>> BEGIN LISTED ENTRIES

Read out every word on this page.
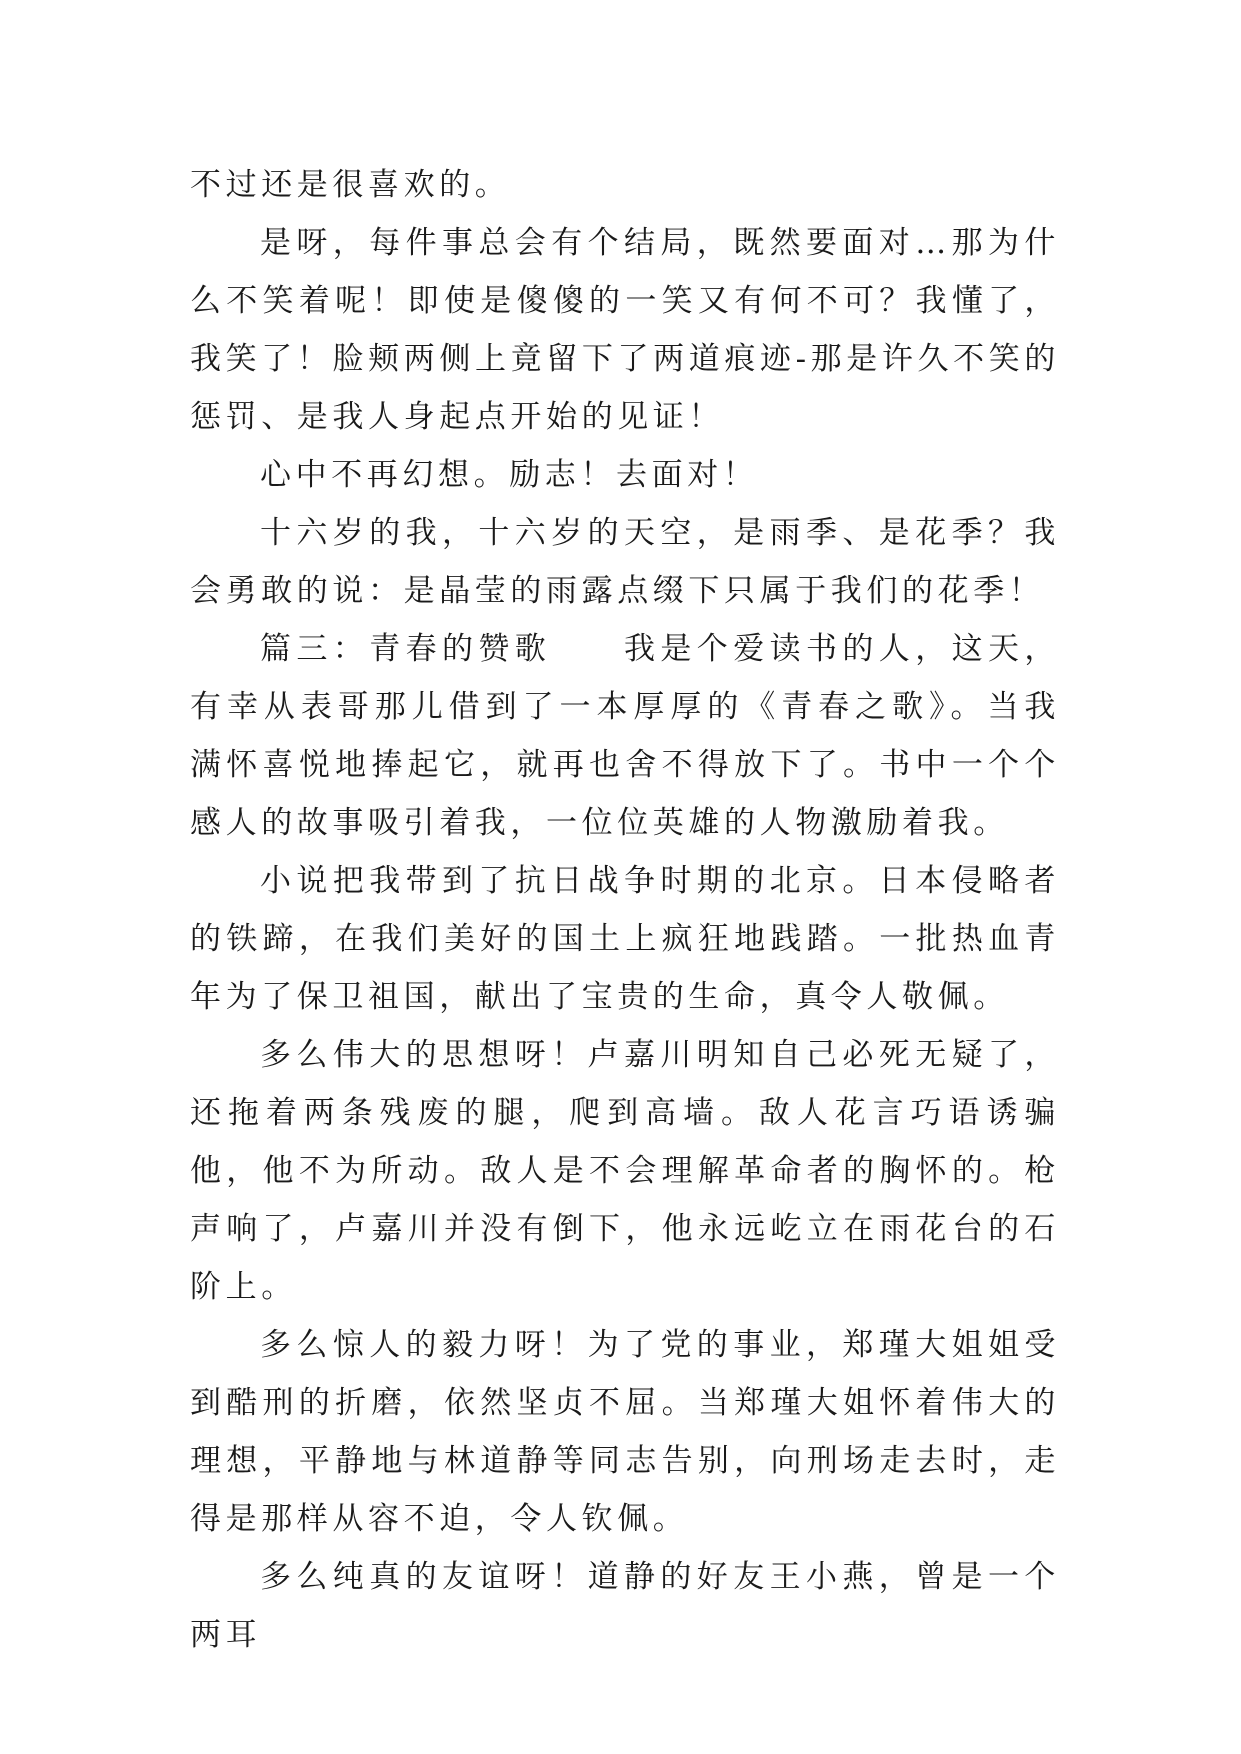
不过还是很喜欢的。

是呀，每件事总会有个结局，既然要面对…那为什么不笑着呢！即使是傻傻的一笑又有何不可？我懂了，我笑了！脸颊两侧上竟留下了两道痕迹-那是许久不笑的惩罚、是我人身起点开始的见证！

心中不再幻想。励志！去面对！

十六岁的我，十六岁的天空，是雨季、是花季？我会勇敢的说：是晶莹的雨露点缀下只属于我们的花季！

篇三：青春的赞歌　　我是个爱读书的人，这天，有幸从表哥那儿借到了一本厚厚的《青春之歌》。当我满怀喜悦地捧起它，就再也舍不得放下了。书中一个个感人的故事吸引着我，一位位英雄的人物激励着我。

小说把我带到了抗日战争时期的北京。日本侵略者的铁蹄，在我们美好的国土上疯狂地践踏。一批热血青年为了保卫祖国，献出了宝贵的生命，真令人敬佩。

多么伟大的思想呀！卢嘉川明知自己必死无疑了，还拖着两条残废的腿，爬到高墙。敌人花言巧语诱骗他，他不为所动。敌人是不会理解革命者的胸怀的。枪声响了，卢嘉川并没有倒下，他永远屹立在雨花台的石阶上。

多么惊人的毅力呀！为了党的事业，郑瑾大姐姐受到酷刑的折磨，依然坚贞不屈。当郑瑾大姐怀着伟大的理想，平静地与林道静等同志告别，向刑场走去时，走得是那样从容不迫，令人钦佩。

多么纯真的友谊呀！道静的好友王小燕，曾是一个两耳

>> END LISTED ENTRIES

**TASK TO COMPLETE**
Transcribe every entry word for word, but skip the pictures.

**REPLY TO THE TASK**
Read out every word on this page.
不过还是很喜欢的。

是呀，每件事总会有个结局，既然要面对…那为什么不笑着呢！即使是傻傻的一笑又有何不可？我懂了，我笑了！脸颊两侧上竟留下了两道痕迹-那是许久不笑的惩罚、是我人身起点开始的见证！

心中不再幻想。励志！去面对！

十六岁的我，十六岁的天空，是雨季、是花季？我会勇敢的说：是晶莹的雨露点缀下只属于我们的花季！

篇三：青春的赞歌　　我是个爱读书的人，这天，有幸从表哥那儿借到了一本厚厚的《青春之歌》。当我满怀喜悦地捧起它，就再也舍不得放下了。书中一个个感人的故事吸引着我，一位位英雄的人物激励着我。

小说把我带到了抗日战争时期的北京。日本侵略者的铁蹄，在我们美好的国土上疯狂地践踏。一批热血青年为了保卫祖国，献出了宝贵的生命，真令人敬佩。

多么伟大的思想呀！卢嘉川明知自己必死无疑了，还拖着两条残废的腿，爬到高墙。敌人花言巧语诱骗他，他不为所动。敌人是不会理解革命者的胸怀的。枪声响了，卢嘉川并没有倒下，他永远屹立在雨花台的石阶上。

多么惊人的毅力呀！为了党的事业，郑瑾大姐姐受到酷刑的折磨，依然坚贞不屈。当郑瑾大姐怀着伟大的理想，平静地与林道静等同志告别，向刑场走去时，走得是那样从容不迫，令人钦佩。

多么纯真的友谊呀！道静的好友王小燕，曾是一个两耳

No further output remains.